BRIEF: Tally the lines in the following entries that include the word "heute"; state only the total.
─── RECORDS FOR THE EXERCISE ───
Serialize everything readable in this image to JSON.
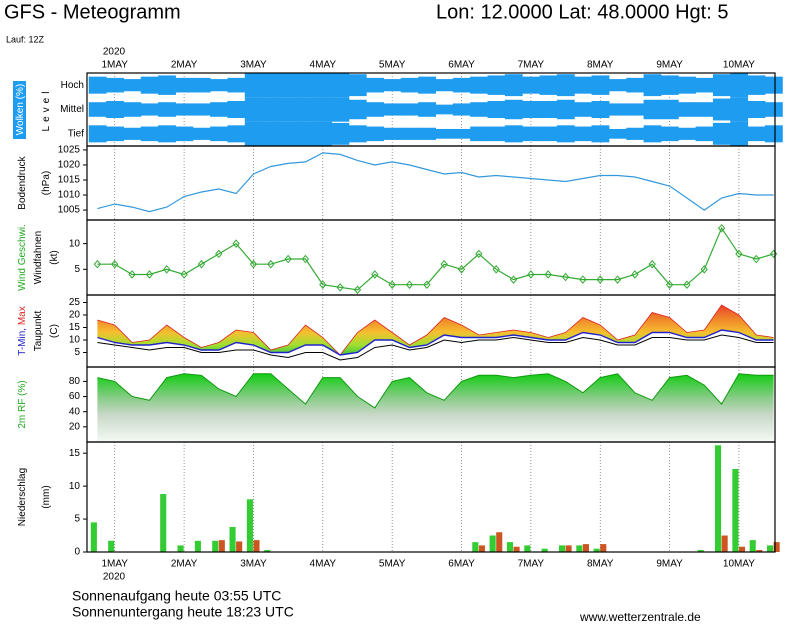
{
  "header": {
    "title": "GFS - Meteogramm",
    "location": "Lon: 12.0000 Lat: 48.0000 Hgt: 5",
    "run": "Lauf: 12Z"
  },
  "footer": {
    "sunrise": "Sonnenaufgang heute 03:55 UTC",
    "sunset": "Sonnenuntergang heute 18:23 UTC",
    "source": "www.wetterzentrale.de"
  },
  "time_axis": {
    "year": "2020",
    "xlim": [
      -0.4,
      9.52
    ],
    "xticks": [
      {
        "value": 0,
        "label": "1MAY"
      },
      {
        "value": 1,
        "label": "2MAY"
      },
      {
        "value": 2,
        "label": "3MAY"
      },
      {
        "value": 3,
        "label": "4MAY"
      },
      {
        "value": 4,
        "label": "5MAY"
      },
      {
        "value": 5,
        "label": "6MAY"
      },
      {
        "value": 6,
        "label": "7MAY"
      },
      {
        "value": 7,
        "label": "8MAY"
      },
      {
        "value": 8,
        "label": "9MAY"
      },
      {
        "value": 9,
        "label": "10MAY"
      }
    ],
    "x": [
      -0.25,
      0,
      0.25,
      0.5,
      0.75,
      1,
      1.25,
      1.5,
      1.75,
      2,
      2.25,
      2.5,
      2.75,
      3,
      3.25,
      3.5,
      3.75,
      4,
      4.25,
      4.5,
      4.75,
      5,
      5.25,
      5.5,
      5.75,
      6,
      6.25,
      6.5,
      6.75,
      7,
      7.25,
      7.5,
      7.75,
      8,
      8.25,
      8.5,
      8.75,
      9,
      9.25,
      9.5
    ]
  },
  "chart_data": [
    {
      "type": "band",
      "ylim": [
        0,
        100
      ],
      "ylabel": [
        [
          {
            "text": "Wolken (%)",
            "color": "#ffffff"
          }
        ],
        [
          {
            "text": "Level",
            "color": "#000000"
          }
        ]
      ],
      "series": [
        {
          "name": "Hoch",
          "color": "#1e9cf0",
          "values": [
            70,
            60,
            50,
            70,
            80,
            60,
            60,
            50,
            60,
            100,
            100,
            100,
            100,
            100,
            100,
            90,
            60,
            50,
            60,
            70,
            50,
            60,
            70,
            80,
            90,
            70,
            80,
            90,
            70,
            80,
            50,
            60,
            90,
            80,
            70,
            60,
            90,
            100,
            80,
            70
          ]
        },
        {
          "name": "Mittel",
          "color": "#1e9cf0",
          "values": [
            60,
            70,
            60,
            50,
            60,
            50,
            50,
            60,
            70,
            100,
            100,
            100,
            100,
            100,
            100,
            80,
            60,
            50,
            50,
            60,
            40,
            50,
            60,
            70,
            80,
            70,
            70,
            80,
            60,
            70,
            50,
            50,
            80,
            80,
            60,
            60,
            90,
            100,
            70,
            60
          ]
        },
        {
          "name": "Tief",
          "color": "#1e9cf0",
          "values": [
            70,
            60,
            50,
            60,
            70,
            60,
            50,
            60,
            70,
            100,
            100,
            100,
            100,
            100,
            90,
            70,
            60,
            50,
            50,
            50,
            40,
            40,
            60,
            60,
            70,
            60,
            60,
            70,
            60,
            70,
            40,
            50,
            70,
            60,
            50,
            60,
            90,
            100,
            60,
            70
          ]
        }
      ]
    },
    {
      "type": "line",
      "ylim": [
        1001.7,
        1026.3
      ],
      "yticks": [
        1005,
        1010,
        1015,
        1020,
        1025
      ],
      "ylabel": [
        [
          {
            "text": "Bodendruck",
            "color": "#000000"
          }
        ],
        [
          {
            "text": "(hPa)",
            "color": "#000000"
          }
        ]
      ],
      "series": [
        {
          "color": "#3399dd",
          "values": [
            1005.5,
            1007,
            1006,
            1004.5,
            1006,
            1009.5,
            1011,
            1012,
            1010.5,
            1017,
            1019.5,
            1020.5,
            1021,
            1024,
            1023.5,
            1021.5,
            1020,
            1021,
            1020,
            1018.5,
            1017,
            1017.5,
            1016,
            1016.5,
            1016,
            1015.5,
            1015,
            1014.5,
            1015.5,
            1016.5,
            1016.5,
            1016,
            1014.5,
            1013,
            1009,
            1005,
            1009,
            1010.5,
            1010,
            1010
          ]
        }
      ]
    },
    {
      "type": "line",
      "ylim": [
        0,
        14.6
      ],
      "yticks": [
        5,
        10
      ],
      "markers": true,
      "ylabel": [
        [
          {
            "text": "Wind Geschwi.",
            "color": "#22aa22"
          }
        ],
        [
          {
            "text": "Windfahnen",
            "color": "#000000"
          }
        ],
        [
          {
            "text": "(kt)",
            "color": "#000000"
          }
        ]
      ],
      "series": [
        {
          "color": "#33aa33",
          "values": [
            6,
            6,
            4,
            4,
            5,
            4,
            6,
            8,
            10,
            6,
            6,
            7,
            7,
            2,
            1.5,
            1,
            4,
            2,
            2,
            2,
            6,
            5,
            8,
            5,
            3,
            4,
            4,
            3.5,
            3,
            3,
            3,
            4,
            6,
            2,
            2,
            5,
            13,
            8,
            7,
            8
          ]
        }
      ]
    },
    {
      "type": "range",
      "ylim": [
        -0.8,
        28
      ],
      "yticks": [
        5,
        10,
        15,
        20,
        25
      ],
      "ylabel": [
        [
          {
            "text": "T-Min,",
            "color": "#2222cc"
          },
          {
            "text": " Max",
            "color": "#dd2222"
          }
        ],
        [
          {
            "text": "Taupunkt",
            "color": "#000000"
          }
        ],
        [
          {
            "text": "(C)",
            "color": "#000000"
          }
        ]
      ],
      "series": [
        {
          "color": "#2222cc",
          "values": [
            11,
            9,
            8,
            8,
            9,
            8,
            6,
            6,
            9,
            8,
            5,
            5,
            8,
            8,
            4,
            5,
            10,
            10,
            7,
            8,
            12,
            11,
            11,
            11,
            12,
            11,
            10,
            10,
            13,
            12,
            9,
            9,
            13,
            13,
            11,
            11,
            14,
            13,
            10,
            10
          ]
        },
        {
          "color": "#dd2222",
          "values": [
            18,
            16,
            9,
            10,
            16,
            11,
            7,
            9,
            14,
            13,
            6,
            8,
            16,
            11,
            4,
            13,
            18,
            13,
            8,
            12,
            19,
            16,
            12,
            13,
            14,
            13,
            11,
            13,
            19,
            16,
            10,
            12,
            21,
            19,
            13,
            14,
            24,
            20,
            12,
            11
          ]
        },
        {
          "color": "#000000",
          "values": [
            9,
            8,
            7,
            6,
            7,
            7,
            5,
            5,
            6,
            6,
            4,
            3,
            5,
            5,
            2,
            3,
            7,
            8,
            6,
            7,
            10,
            9,
            10,
            10,
            11,
            10,
            9,
            9,
            11,
            10,
            8,
            8,
            11,
            11,
            10,
            10,
            12,
            11,
            9,
            9
          ]
        }
      ]
    },
    {
      "type": "area",
      "ylim": [
        0,
        99
      ],
      "yticks": [
        20,
        40,
        60,
        80
      ],
      "ylabel": [
        [
          {
            "text": "2m RF (%)",
            "color": "#22aa22"
          }
        ]
      ],
      "series": [
        {
          "color": "#119911",
          "values": [
            85,
            80,
            60,
            55,
            85,
            90,
            88,
            70,
            60,
            90,
            90,
            70,
            50,
            85,
            85,
            60,
            45,
            80,
            85,
            65,
            55,
            80,
            88,
            88,
            85,
            88,
            90,
            80,
            65,
            85,
            90,
            65,
            55,
            85,
            88,
            75,
            50,
            90,
            88,
            88
          ]
        }
      ]
    },
    {
      "type": "bar",
      "ylim": [
        0,
        16.7
      ],
      "yticks": [
        0,
        5,
        10,
        15
      ],
      "ylabel": [
        [
          {
            "text": "Niederschlag",
            "color": "#000000"
          }
        ],
        [
          {
            "text": "(mm)",
            "color": "#000000"
          }
        ]
      ],
      "series": [
        {
          "color": "#33cc33",
          "values": [
            4.5,
            1.7,
            0,
            0,
            8.8,
            1,
            1.7,
            1.7,
            3.8,
            8,
            0.3,
            0,
            0,
            0,
            0,
            0,
            0,
            0,
            0,
            0,
            0,
            0,
            1.5,
            2.5,
            1.5,
            1,
            0.5,
            1,
            1,
            0.5,
            0,
            0,
            0,
            0,
            0,
            0.3,
            16.2,
            12.6,
            1.8,
            1
          ]
        },
        {
          "color": "#cc5522",
          "values": [
            0,
            0,
            0,
            0,
            0,
            0,
            0,
            1.8,
            1.6,
            1.8,
            0,
            0,
            0,
            0,
            0,
            0,
            0,
            0,
            0,
            0,
            0,
            0,
            1,
            3,
            0.8,
            0,
            0,
            1,
            1.2,
            1.2,
            0,
            0,
            0,
            0,
            0,
            0,
            2.5,
            0.8,
            0.3,
            1.5
          ]
        }
      ]
    }
  ]
}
───
RESPONSE TO THE EXERCISE: 2